## start RECORDS
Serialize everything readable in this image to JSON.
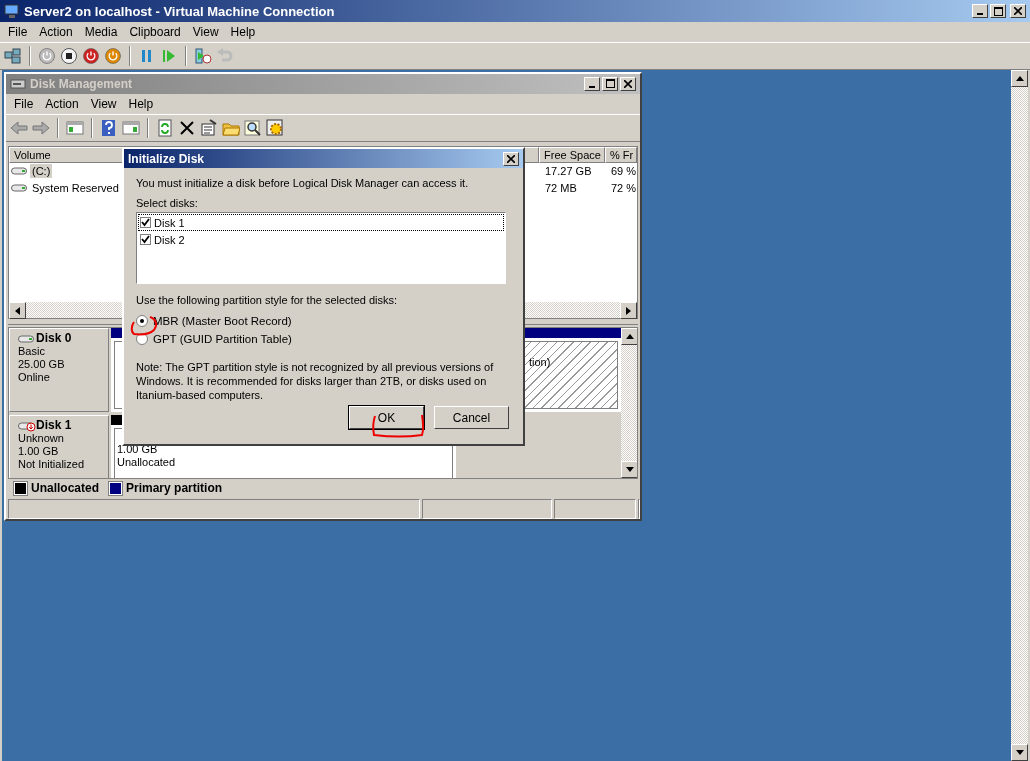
{
  "window": {
    "title": "Server2 on localhost - Virtual Machine Connection"
  },
  "menu": [
    "File",
    "Action",
    "Media",
    "Clipboard",
    "View",
    "Help"
  ],
  "disk_management": {
    "title": "Disk Management",
    "menu": [
      "File",
      "Action",
      "View",
      "Help"
    ],
    "volumes": {
      "columns": [
        "Volume",
        "Free Space",
        "% Fr"
      ],
      "rows": [
        {
          "volume": "(C:)",
          "free_space": "17.27 GB",
          "percent_free": "69 %",
          "selected": true
        },
        {
          "volume": "System Reserved",
          "free_space": "72 MB",
          "percent_free": "72 %",
          "selected": false
        }
      ]
    },
    "disks": [
      {
        "name": "Disk 0",
        "type": "Basic",
        "size": "25.00 GB",
        "status": "Online",
        "kind": "online",
        "partitions": [
          {
            "kind": "primary",
            "selected": false
          },
          {
            "kind": "primary",
            "selected": true,
            "lines": [
              "tion)"
            ]
          }
        ]
      },
      {
        "name": "Disk 1",
        "type": "Unknown",
        "size": "1.00 GB",
        "status": "Not Initialized",
        "kind": "uninitialized",
        "partitions": [
          {
            "kind": "unallocated",
            "selected": false,
            "lines": [
              "1.00 GB",
              "Unallocated"
            ]
          }
        ]
      }
    ],
    "legend": [
      {
        "label": "Unallocated",
        "color": "#000000"
      },
      {
        "label": "Primary partition",
        "color": "#000080"
      }
    ]
  },
  "dialog": {
    "title": "Initialize Disk",
    "message": "You must initialize a disk before Logical Disk Manager can access it.",
    "select_label": "Select disks:",
    "disks": [
      {
        "label": "Disk 1",
        "checked": true,
        "selected": true
      },
      {
        "label": "Disk 2",
        "checked": true,
        "selected": false
      }
    ],
    "style_label": "Use the following partition style for the selected disks:",
    "styles": [
      {
        "label": "MBR (Master Boot Record)",
        "selected": true
      },
      {
        "label": "GPT (GUID Partition Table)",
        "selected": false
      }
    ],
    "note": "Note: The GPT partition style is not recognized by all previous versions of Windows. It is recommended for disks larger than 2TB, or disks used on Itanium-based computers.",
    "buttons": [
      {
        "label": "OK",
        "default": true
      },
      {
        "label": "Cancel",
        "default": false
      }
    ]
  }
}
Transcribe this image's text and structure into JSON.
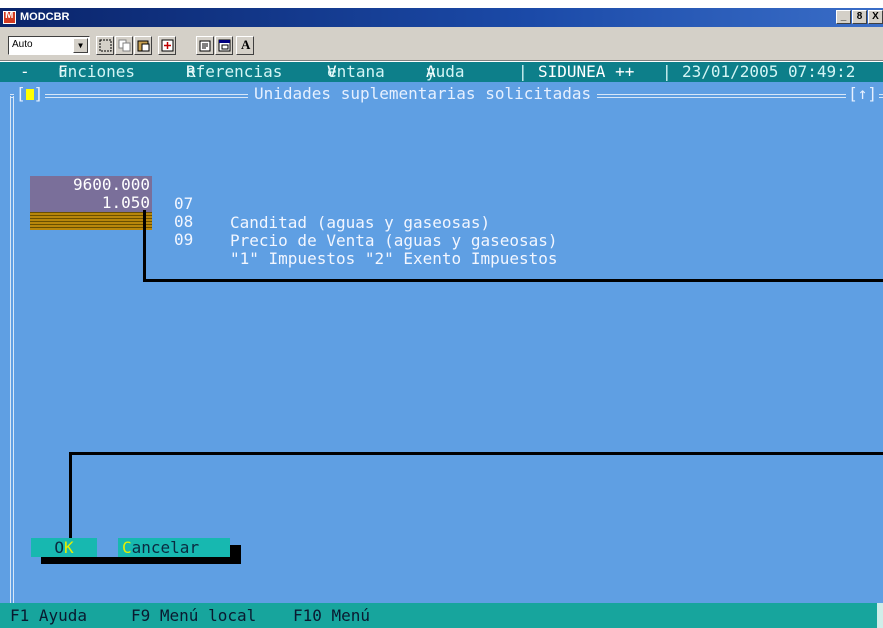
## end RECORDS
## PROBLEM TO SOLVE
Check each line above for the string "title", then copy the ones that have it.

## FULL OUTPUT
    "title": "Server2 on localhost - Virtual Machine Connection"
    "title": "Disk Management",
    "title": "Initialize Disk",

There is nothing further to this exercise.